» **Working data**
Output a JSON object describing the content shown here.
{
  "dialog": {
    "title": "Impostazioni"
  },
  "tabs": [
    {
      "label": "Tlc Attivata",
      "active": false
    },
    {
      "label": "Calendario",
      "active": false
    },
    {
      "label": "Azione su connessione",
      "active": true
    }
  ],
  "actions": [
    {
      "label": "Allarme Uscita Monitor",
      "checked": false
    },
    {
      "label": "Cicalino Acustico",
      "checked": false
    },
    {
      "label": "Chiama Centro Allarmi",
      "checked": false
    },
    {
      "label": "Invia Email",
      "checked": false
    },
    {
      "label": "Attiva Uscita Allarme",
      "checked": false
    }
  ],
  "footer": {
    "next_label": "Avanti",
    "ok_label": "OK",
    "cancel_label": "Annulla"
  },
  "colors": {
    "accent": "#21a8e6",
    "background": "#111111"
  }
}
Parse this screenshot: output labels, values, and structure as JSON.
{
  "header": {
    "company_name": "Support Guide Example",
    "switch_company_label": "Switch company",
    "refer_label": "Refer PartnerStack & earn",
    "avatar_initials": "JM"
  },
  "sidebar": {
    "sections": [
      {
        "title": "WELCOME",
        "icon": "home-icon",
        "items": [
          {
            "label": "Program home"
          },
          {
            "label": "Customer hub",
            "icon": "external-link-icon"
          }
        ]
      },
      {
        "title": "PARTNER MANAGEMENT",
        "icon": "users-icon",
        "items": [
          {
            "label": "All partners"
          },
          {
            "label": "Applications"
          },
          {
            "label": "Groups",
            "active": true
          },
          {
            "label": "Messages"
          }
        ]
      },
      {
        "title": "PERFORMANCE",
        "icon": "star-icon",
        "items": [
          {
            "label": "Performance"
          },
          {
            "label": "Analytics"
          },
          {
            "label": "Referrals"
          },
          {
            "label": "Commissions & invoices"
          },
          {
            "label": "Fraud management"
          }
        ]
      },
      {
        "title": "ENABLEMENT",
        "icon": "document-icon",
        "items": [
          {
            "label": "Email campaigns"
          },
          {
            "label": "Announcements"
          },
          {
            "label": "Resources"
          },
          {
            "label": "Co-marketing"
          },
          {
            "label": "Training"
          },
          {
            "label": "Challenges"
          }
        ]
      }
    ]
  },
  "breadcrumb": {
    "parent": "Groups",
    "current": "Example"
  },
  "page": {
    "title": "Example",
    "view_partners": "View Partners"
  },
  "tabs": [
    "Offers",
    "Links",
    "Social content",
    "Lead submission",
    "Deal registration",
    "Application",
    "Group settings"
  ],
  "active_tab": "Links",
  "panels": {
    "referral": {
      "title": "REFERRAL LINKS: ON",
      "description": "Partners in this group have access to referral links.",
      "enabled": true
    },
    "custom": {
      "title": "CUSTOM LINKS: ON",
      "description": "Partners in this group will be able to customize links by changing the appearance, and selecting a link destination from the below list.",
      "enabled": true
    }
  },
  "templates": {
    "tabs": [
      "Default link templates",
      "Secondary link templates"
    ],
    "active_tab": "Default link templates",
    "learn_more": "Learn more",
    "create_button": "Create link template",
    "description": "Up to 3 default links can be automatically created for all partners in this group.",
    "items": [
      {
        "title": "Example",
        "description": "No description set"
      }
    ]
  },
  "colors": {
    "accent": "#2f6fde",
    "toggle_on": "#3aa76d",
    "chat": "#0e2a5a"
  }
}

» **Given exercise**
Can you reproduce all the material exactly?

» **The answer**
Output a JSON object describing the content shown here.
{
  "dialog": {
    "title": "Impostazioni"
  },
  "tabs": [
    {
      "label": "Tlc Attivata",
      "active": false
    },
    {
      "label": "Calendario",
      "active": false
    },
    {
      "label": "Azione su connessione",
      "active": true
    }
  ],
  "actions": [
    {
      "label": "Allarme Uscita Monitor",
      "checked": false
    },
    {
      "label": "Cicalino Acustico",
      "checked": false
    },
    {
      "label": "Chiama Centro Allarmi",
      "checked": false
    },
    {
      "label": "Invia Email",
      "checked": false
    },
    {
      "label": "Attiva Uscita Allarme",
      "checked": false
    }
  ],
  "footer": {
    "next_label": "Avanti",
    "ok_label": "OK",
    "cancel_label": "Annulla"
  },
  "colors": {
    "accent": "#21a8e6",
    "background": "#111111"
  }
}
Parse this screenshot: output labels, values, and structure as JSON.
{
  "header": {
    "company_name": "Support Guide Example",
    "switch_company_label": "Switch company",
    "refer_label": "Refer PartnerStack & earn",
    "avatar_initials": "JM"
  },
  "sidebar": {
    "sections": [
      {
        "title": "WELCOME",
        "icon": "home-icon",
        "items": [
          {
            "label": "Program home"
          },
          {
            "label": "Customer hub",
            "icon": "external-link-icon"
          }
        ]
      },
      {
        "title": "PARTNER MANAGEMENT",
        "icon": "users-icon",
        "items": [
          {
            "label": "All partners"
          },
          {
            "label": "Applications"
          },
          {
            "label": "Groups",
            "active": true
          },
          {
            "label": "Messages"
          }
        ]
      },
      {
        "title": "PERFORMANCE",
        "icon": "star-icon",
        "items": [
          {
            "label": "Performance"
          },
          {
            "label": "Analytics"
          },
          {
            "label": "Referrals"
          },
          {
            "label": "Commissions & invoices"
          },
          {
            "label": "Fraud management"
          }
        ]
      },
      {
        "title": "ENABLEMENT",
        "icon": "document-icon",
        "items": [
          {
            "label": "Email campaigns"
          },
          {
            "label": "Announcements"
          },
          {
            "label": "Resources"
          },
          {
            "label": "Co-marketing"
          },
          {
            "label": "Training"
          },
          {
            "label": "Challenges"
          }
        ]
      }
    ]
  },
  "breadcrumb": {
    "parent": "Groups",
    "current": "Example"
  },
  "page": {
    "title": "Example",
    "view_partners": "View Partners"
  },
  "tabs": [
    "Offers",
    "Links",
    "Social content",
    "Lead submission",
    "Deal registration",
    "Application",
    "Group settings"
  ],
  "active_tab": "Links",
  "panels": {
    "referral": {
      "title": "REFERRAL LINKS: ON",
      "description": "Partners in this group have access to referral links.",
      "enabled": true
    },
    "custom": {
      "title": "CUSTOM LINKS: ON",
      "description": "Partners in this group will be able to customize links by changing the appearance, and selecting a link destination from the below list.",
      "enabled": true
    }
  },
  "templates": {
    "tabs": [
      "Default link templates",
      "Secondary link templates"
    ],
    "active_tab": "Default link templates",
    "learn_more": "Learn more",
    "create_button": "Create link template",
    "description": "Up to 3 default links can be automatically created for all partners in this group.",
    "items": [
      {
        "title": "Example",
        "description": "No description set"
      }
    ]
  },
  "colors": {
    "accent": "#2f6fde",
    "toggle_on": "#3aa76d",
    "chat": "#0e2a5a"
  }
}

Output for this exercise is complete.